**What the task asks:** Every entry must be copied word for word.

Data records
§

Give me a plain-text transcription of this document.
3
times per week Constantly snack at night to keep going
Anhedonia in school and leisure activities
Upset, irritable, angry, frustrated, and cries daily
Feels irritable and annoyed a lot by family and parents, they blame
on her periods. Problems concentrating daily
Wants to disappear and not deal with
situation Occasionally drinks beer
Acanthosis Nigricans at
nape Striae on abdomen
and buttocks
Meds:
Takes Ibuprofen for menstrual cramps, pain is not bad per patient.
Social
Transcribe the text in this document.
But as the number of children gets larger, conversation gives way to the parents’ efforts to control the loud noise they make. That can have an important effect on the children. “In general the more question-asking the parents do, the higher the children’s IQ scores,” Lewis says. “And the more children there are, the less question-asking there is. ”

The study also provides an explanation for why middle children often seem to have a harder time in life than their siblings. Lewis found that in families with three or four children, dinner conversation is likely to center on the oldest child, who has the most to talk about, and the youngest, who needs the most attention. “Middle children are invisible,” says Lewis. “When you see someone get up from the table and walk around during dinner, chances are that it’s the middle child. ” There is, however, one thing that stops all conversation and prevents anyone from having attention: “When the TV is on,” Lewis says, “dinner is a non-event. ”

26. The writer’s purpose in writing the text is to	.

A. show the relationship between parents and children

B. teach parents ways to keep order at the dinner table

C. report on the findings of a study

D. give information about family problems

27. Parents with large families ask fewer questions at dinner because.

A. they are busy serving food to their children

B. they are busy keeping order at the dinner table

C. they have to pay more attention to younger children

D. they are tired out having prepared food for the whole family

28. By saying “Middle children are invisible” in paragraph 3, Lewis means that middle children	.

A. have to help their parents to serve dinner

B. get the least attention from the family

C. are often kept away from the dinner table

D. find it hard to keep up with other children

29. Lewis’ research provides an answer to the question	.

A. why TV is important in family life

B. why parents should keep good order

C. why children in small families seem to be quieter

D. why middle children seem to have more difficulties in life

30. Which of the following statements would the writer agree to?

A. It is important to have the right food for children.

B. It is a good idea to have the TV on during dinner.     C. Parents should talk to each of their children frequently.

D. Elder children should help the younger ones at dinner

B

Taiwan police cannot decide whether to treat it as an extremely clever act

§

**Answer for this exercise:**
Give me a plain-text transcription of this document.
3
times per week Constantly snack at night to keep going
Anhedonia in school and leisure activities
Upset, irritable, angry, frustrated, and cries daily
Feels irritable and annoyed a lot by family and parents, they blame
on her periods. Problems concentrating daily
Wants to disappear and not deal with
situation Occasionally drinks beer
Acanthosis Nigricans at
nape Striae on abdomen
and buttocks
Meds:
Takes Ibuprofen for menstrual cramps, pain is not bad per patient.
Social
Transcribe the text in this document.
But as the number of children gets larger, conversation gives way to the parents’ efforts to control the loud noise they make. That can have an important effect on the children. “In general the more question-asking the parents do, the higher the children’s IQ scores,” Lewis says. “And the more children there are, the less question-asking there is. ”

The study also provides an explanation for why middle children often seem to have a harder time in life than their siblings. Lewis found that in families with three or four children, dinner conversation is likely to center on the oldest child, who has the most to talk about, and the youngest, who needs the most attention. “Middle children are invisible,” says Lewis. “When you see someone get up from the table and walk around during dinner, chances are that it’s the middle child. ” There is, however, one thing that stops all conversation and prevents anyone from having attention: “When the TV is on,” Lewis says, “dinner is a non-event. ”

26. The writer’s purpose in writing the text is to	.

A. show the relationship between parents and children

B. teach parents ways to keep order at the dinner table

C. report on the findings of a study

D. give information about family problems

27. Parents with large families ask fewer questions at dinner because.

A. they are busy serving food to their children

B. they are busy keeping order at the dinner table

C. they have to pay more attention to younger children

D. they are tired out having prepared food for the whole family

28. By saying “Middle children are invisible” in paragraph 3, Lewis means that middle children	.

A. have to help their parents to serve dinner

B. get the least attention from the family

C. are often kept away from the dinner table

D. find it hard to keep up with other children

29. Lewis’ research provides an answer to the question	.

A. why TV is important in family life

B. why parents should keep good order

C. why children in small families seem to be quieter

D. why middle children seem to have more difficulties in life

30. Which of the following statements would the writer agree to?

A. It is important to have the right food for children.

B. It is a good idea to have the TV on during dinner.     C. Parents should talk to each of their children frequently.

D. Elder children should help the younger ones at dinner

B

Taiwan police cannot decide whether to treat it as an extremely clever act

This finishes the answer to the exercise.